So, why is it so important that we plot then? I mentioned preventing plot holes, which is obvious, but it’s also about clarity. Having a clear story that follows the story structure we discussed in The Basics of Story Development is key to creating a story that readers will not want to put down. You want to leave readers wanting more, from an incredible story about adventure, emotions, great characters, and from a story that matters. Anyone can write a story, but it takes skill to write a story that leaves readers running to the bookstore to buy the next one. I firmly believe that stronger stories come from writers who plan things out from the beginning, that way they can focus on the word choice, expression, phraseology, and how the story is being told. Authors like JK Rowling, Cassandra Clare, Robert Jordan, and Philip Pullman are known for their various levels of planning, from fully outlining every detail, to knowing the ending, to leaving the details up to creative freedom, everyone has their own way. There are also authors, like Stephen King, that are strongly known for not planning their books. I think it’s important to know and understand what method works best for you.

> [Exercise set]
- 1) Copy out the passage on plotting in full, word for word.
- 2) Arrange the lines of the entries as a Markdown table with columns Row and Line, starting at the first line of the entries and ending at the line containing "square-h3[interactable]: ♟♙ (266, 190, 304, 228)", both included. Leave out blank lines.
The passage on plotting and the entries come from separate, unrelated sources.

> [Exercise materials]
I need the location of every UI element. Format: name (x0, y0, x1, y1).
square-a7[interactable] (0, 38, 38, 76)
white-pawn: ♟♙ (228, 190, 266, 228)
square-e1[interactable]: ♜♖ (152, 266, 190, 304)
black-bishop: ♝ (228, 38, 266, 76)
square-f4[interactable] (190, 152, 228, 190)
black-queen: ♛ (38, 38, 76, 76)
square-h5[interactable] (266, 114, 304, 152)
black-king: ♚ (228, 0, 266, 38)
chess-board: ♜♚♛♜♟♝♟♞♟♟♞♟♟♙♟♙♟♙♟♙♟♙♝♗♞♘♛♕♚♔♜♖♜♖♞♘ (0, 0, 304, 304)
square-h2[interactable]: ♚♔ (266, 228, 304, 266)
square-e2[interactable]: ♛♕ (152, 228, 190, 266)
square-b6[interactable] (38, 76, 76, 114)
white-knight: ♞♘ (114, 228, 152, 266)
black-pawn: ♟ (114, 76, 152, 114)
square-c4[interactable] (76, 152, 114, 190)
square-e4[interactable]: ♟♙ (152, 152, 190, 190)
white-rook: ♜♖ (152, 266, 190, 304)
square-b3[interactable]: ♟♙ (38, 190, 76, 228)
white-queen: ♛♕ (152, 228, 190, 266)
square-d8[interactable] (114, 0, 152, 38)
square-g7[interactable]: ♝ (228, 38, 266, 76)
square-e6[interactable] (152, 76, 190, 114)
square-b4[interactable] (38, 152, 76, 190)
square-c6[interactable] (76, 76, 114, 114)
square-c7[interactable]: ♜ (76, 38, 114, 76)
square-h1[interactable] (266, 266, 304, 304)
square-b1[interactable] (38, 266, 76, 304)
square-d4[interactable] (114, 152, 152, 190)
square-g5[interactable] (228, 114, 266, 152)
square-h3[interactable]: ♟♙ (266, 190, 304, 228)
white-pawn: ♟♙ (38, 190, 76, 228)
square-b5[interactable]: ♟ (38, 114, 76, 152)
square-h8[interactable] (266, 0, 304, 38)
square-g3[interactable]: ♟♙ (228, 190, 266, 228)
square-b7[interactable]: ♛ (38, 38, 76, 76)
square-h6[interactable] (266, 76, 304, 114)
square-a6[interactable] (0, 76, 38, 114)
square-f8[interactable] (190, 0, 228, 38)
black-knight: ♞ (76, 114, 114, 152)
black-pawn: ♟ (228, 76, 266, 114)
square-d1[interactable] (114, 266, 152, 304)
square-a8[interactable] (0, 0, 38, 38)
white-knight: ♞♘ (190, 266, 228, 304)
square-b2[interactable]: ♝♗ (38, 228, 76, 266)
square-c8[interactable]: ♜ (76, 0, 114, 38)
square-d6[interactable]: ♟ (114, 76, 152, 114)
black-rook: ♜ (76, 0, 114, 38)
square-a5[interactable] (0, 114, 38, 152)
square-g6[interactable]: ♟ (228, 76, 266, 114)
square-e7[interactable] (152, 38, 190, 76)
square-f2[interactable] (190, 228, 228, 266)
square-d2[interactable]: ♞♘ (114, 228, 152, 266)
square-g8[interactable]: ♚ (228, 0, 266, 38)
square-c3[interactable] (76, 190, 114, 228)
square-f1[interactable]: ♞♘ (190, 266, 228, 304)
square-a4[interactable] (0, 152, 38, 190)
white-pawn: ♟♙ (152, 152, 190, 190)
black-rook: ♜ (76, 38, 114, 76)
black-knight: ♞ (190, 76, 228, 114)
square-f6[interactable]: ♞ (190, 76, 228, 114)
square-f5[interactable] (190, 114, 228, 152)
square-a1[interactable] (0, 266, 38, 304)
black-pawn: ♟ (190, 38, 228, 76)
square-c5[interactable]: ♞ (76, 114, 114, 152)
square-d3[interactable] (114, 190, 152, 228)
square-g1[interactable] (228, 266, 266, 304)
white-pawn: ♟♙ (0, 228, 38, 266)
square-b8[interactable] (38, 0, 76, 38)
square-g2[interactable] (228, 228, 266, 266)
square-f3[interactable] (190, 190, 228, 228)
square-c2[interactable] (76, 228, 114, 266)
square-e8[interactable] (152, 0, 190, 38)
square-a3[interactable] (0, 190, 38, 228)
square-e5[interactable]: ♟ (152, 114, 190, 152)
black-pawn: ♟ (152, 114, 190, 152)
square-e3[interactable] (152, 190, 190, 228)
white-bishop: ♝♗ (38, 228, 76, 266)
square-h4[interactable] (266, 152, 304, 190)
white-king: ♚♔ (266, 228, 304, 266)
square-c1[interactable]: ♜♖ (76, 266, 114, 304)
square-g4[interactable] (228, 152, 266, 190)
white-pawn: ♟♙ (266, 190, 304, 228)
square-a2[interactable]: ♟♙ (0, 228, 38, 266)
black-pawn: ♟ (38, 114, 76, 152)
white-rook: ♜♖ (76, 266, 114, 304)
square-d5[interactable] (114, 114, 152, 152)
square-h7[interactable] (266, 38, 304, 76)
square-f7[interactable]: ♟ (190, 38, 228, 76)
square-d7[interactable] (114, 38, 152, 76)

> [The replies]
- 1)
So, why is it so important that we plot then? I mentioned preventing plot holes, which is obvious, but it’s also about clarity. Having a clear story that follows the story structure we discussed in The Basics of Story Development is key to creating a story that readers will not want to put down. You want to leave readers wanting more, from an incredible story about adventure, emotions, great characters, and from a story that matters. Anyone can write a story, but it takes skill to write a story that leaves readers running to the bookstore to buy the next one. I firmly believe that stronger stories come from writers who plan things out from the beginning, that way they can focus on the word choice, expression, phraseology, and how the story is being told. Authors like JK Rowling, Cassandra Clare, Robert Jordan, and Philip Pullman are known for their various levels of planning, from fully outlining every detail, to knowing the ending, to leaving the details up to creative freedom, everyone has their own way. There are also authors, like Stephen King, that are strongly known for not planning their books. I think it’s important to know and understand what method works best for you.

- 2)
| Row | Line |
|---|---|
| 1 | I need the location of every UI element. Format: name (x0, y0, x1, y1). |
| 2 | square-a7[interactable] (0, 38, 38, 76) |
| 3 | white-pawn: ♟♙ (228, 190, 266, 228) |
| 4 | square-e1[interactable]: ♜♖ (152, 266, 190, 304) |
| 5 | black-bishop: ♝ (228, 38, 266, 76) |
| 6 | square-f4[interactable] (190, 152, 228, 190) |
| 7 | black-queen: ♛ (38, 38, 76, 76) |
| 8 | square-h5[interactable] (266, 114, 304, 152) |
| 9 | black-king: ♚ (228, 0, 266, 38) |
| 10 | chess-board: ♜♚♛♜♟♝♟♞♟♟♞♟♟♙♟♙♟♙♟♙♟♙♝♗♞♘♛♕♚♔♜♖♜♖♞♘ (0, 0, 304, 304) |
| 11 | square-h2[interactable]: ♚♔ (266, 228, 304, 266) |
| 12 | square-e2[interactable]: ♛♕ (152, 228, 190, 266) |
| 13 | square-b6[interactable] (38, 76, 76, 114) |
| 14 | white-knight: ♞♘ (114, 228, 152, 266) |
| 15 | black-pawn: ♟ (114, 76, 152, 114) |
| 16 | square-c4[interactable] (76, 152, 114, 190) |
| 17 | square-e4[interactable]: ♟♙ (152, 152, 190, 190) |
| 18 | white-rook: ♜♖ (152, 266, 190, 304) |
| 19 | square-b3[interactable]: ♟♙ (38, 190, 76, 228) |
| 20 | white-queen: ♛♕ (152, 228, 190, 266) |
| 21 | square-d8[interactable] (114, 0, 152, 38) |
| 22 | square-g7[interactable]: ♝ (228, 38, 266, 76) |
| 23 | square-e6[interactable] (152, 76, 190, 114) |
| 24 | square-b4[interactable] (38, 152, 76, 190) |
| 25 | square-c6[interactable] (76, 76, 114, 114) |
| 26 | square-c7[interactable]: ♜ (76, 38, 114, 76) |
| 27 | square-h1[interactable] (266, 266, 304, 304) |
| 28 | square-b1[interactable] (38, 266, 76, 304) |
| 29 | square-d4[interactable] (114, 152, 152, 190) |
| 30 | square-g5[interactable] (228, 114, 266, 152) |
| 31 | square-h3[interactable]: ♟♙ (266, 190, 304, 228) |